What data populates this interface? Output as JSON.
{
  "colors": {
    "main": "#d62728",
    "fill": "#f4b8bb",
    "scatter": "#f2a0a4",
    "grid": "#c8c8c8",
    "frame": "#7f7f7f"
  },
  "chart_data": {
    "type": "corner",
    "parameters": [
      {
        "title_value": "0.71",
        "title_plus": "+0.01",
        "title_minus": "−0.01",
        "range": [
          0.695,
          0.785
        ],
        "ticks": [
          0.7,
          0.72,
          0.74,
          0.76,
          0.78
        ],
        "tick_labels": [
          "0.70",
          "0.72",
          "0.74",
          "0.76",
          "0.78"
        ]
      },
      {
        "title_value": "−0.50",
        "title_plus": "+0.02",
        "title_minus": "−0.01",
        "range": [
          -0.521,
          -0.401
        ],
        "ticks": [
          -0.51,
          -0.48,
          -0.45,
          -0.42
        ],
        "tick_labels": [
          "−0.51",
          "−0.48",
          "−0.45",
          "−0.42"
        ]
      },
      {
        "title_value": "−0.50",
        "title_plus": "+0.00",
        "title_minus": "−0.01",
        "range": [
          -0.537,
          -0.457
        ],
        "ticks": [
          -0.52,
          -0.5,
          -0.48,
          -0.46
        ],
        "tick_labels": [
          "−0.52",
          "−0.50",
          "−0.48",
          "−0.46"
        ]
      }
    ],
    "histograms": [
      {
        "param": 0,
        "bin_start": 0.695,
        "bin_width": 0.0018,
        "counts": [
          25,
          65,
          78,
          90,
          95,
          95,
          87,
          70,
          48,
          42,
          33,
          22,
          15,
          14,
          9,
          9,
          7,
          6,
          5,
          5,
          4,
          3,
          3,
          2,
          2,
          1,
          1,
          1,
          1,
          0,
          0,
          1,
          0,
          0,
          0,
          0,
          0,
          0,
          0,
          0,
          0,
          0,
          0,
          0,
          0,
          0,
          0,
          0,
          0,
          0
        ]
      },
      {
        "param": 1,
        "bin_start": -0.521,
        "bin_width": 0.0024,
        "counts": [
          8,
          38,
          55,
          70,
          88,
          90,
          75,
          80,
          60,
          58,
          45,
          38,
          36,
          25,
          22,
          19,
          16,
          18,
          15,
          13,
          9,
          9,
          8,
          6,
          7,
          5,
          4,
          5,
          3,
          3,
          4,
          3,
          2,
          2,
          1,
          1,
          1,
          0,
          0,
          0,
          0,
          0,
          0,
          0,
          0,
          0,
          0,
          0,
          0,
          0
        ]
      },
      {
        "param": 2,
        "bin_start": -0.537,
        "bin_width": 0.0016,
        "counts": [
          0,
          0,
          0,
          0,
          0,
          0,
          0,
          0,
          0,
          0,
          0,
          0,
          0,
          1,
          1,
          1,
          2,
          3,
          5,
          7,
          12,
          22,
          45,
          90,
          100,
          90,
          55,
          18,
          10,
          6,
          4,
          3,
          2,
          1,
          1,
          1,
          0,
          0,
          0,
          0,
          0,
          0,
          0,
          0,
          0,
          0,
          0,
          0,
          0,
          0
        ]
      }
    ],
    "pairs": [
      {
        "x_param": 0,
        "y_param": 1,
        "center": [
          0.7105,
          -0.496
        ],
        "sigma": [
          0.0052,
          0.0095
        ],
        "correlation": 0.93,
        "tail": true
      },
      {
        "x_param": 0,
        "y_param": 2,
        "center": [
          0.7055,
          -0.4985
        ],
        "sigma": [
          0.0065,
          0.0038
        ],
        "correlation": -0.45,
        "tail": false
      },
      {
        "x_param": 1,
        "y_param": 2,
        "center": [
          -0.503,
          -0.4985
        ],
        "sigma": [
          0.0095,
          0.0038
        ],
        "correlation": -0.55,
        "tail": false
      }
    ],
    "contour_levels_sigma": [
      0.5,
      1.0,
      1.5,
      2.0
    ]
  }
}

● ● ● ●

Give back each line above precisely as it stands.

What data populates this interface? Output as JSON.
{
  "colors": {
    "main": "#d62728",
    "fill": "#f4b8bb",
    "scatter": "#f2a0a4",
    "grid": "#c8c8c8",
    "frame": "#7f7f7f"
  },
  "chart_data": {
    "type": "corner",
    "parameters": [
      {
        "title_value": "0.71",
        "title_plus": "+0.01",
        "title_minus": "−0.01",
        "range": [
          0.695,
          0.785
        ],
        "ticks": [
          0.7,
          0.72,
          0.74,
          0.76,
          0.78
        ],
        "tick_labels": [
          "0.70",
          "0.72",
          "0.74",
          "0.76",
          "0.78"
        ]
      },
      {
        "title_value": "−0.50",
        "title_plus": "+0.02",
        "title_minus": "−0.01",
        "range": [
          -0.521,
          -0.401
        ],
        "ticks": [
          -0.51,
          -0.48,
          -0.45,
          -0.42
        ],
        "tick_labels": [
          "−0.51",
          "−0.48",
          "−0.45",
          "−0.42"
        ]
      },
      {
        "title_value": "−0.50",
        "title_plus": "+0.00",
        "title_minus": "−0.01",
        "range": [
          -0.537,
          -0.457
        ],
        "ticks": [
          -0.52,
          -0.5,
          -0.48,
          -0.46
        ],
        "tick_labels": [
          "−0.52",
          "−0.50",
          "−0.48",
          "−0.46"
        ]
      }
    ],
    "histograms": [
      {
        "param": 0,
        "bin_start": 0.695,
        "bin_width": 0.0018,
        "counts": [
          25,
          65,
          78,
          90,
          95,
          95,
          87,
          70,
          48,
          42,
          33,
          22,
          15,
          14,
          9,
          9,
          7,
          6,
          5,
          5,
          4,
          3,
          3,
          2,
          2,
          1,
          1,
          1,
          1,
          0,
          0,
          1,
          0,
          0,
          0,
          0,
          0,
          0,
          0,
          0,
          0,
          0,
          0,
          0,
          0,
          0,
          0,
          0,
          0,
          0
        ]
      },
      {
        "param": 1,
        "bin_start": -0.521,
        "bin_width": 0.0024,
        "counts": [
          8,
          38,
          55,
          70,
          88,
          90,
          75,
          80,
          60,
          58,
          45,
          38,
          36,
          25,
          22,
          19,
          16,
          18,
          15,
          13,
          9,
          9,
          8,
          6,
          7,
          5,
          4,
          5,
          3,
          3,
          4,
          3,
          2,
          2,
          1,
          1,
          1,
          0,
          0,
          0,
          0,
          0,
          0,
          0,
          0,
          0,
          0,
          0,
          0,
          0
        ]
      },
      {
        "param": 2,
        "bin_start": -0.537,
        "bin_width": 0.0016,
        "counts": [
          0,
          0,
          0,
          0,
          0,
          0,
          0,
          0,
          0,
          0,
          0,
          0,
          0,
          1,
          1,
          1,
          2,
          3,
          5,
          7,
          12,
          22,
          45,
          90,
          100,
          90,
          55,
          18,
          10,
          6,
          4,
          3,
          2,
          1,
          1,
          1,
          0,
          0,
          0,
          0,
          0,
          0,
          0,
          0,
          0,
          0,
          0,
          0,
          0,
          0
        ]
      }
    ],
    "pairs": [
      {
        "x_param": 0,
        "y_param": 1,
        "center": [
          0.7105,
          -0.496
        ],
        "sigma": [
          0.0052,
          0.0095
        ],
        "correlation": 0.93,
        "tail": true
      },
      {
        "x_param": 0,
        "y_param": 2,
        "center": [
          0.7055,
          -0.4985
        ],
        "sigma": [
          0.0065,
          0.0038
        ],
        "correlation": -0.45,
        "tail": false
      },
      {
        "x_param": 1,
        "y_param": 2,
        "center": [
          -0.503,
          -0.4985
        ],
        "sigma": [
          0.0095,
          0.0038
        ],
        "correlation": -0.55,
        "tail": false
      }
    ],
    "contour_levels_sigma": [
      0.5,
      1.0,
      1.5,
      2.0
    ]
  }
}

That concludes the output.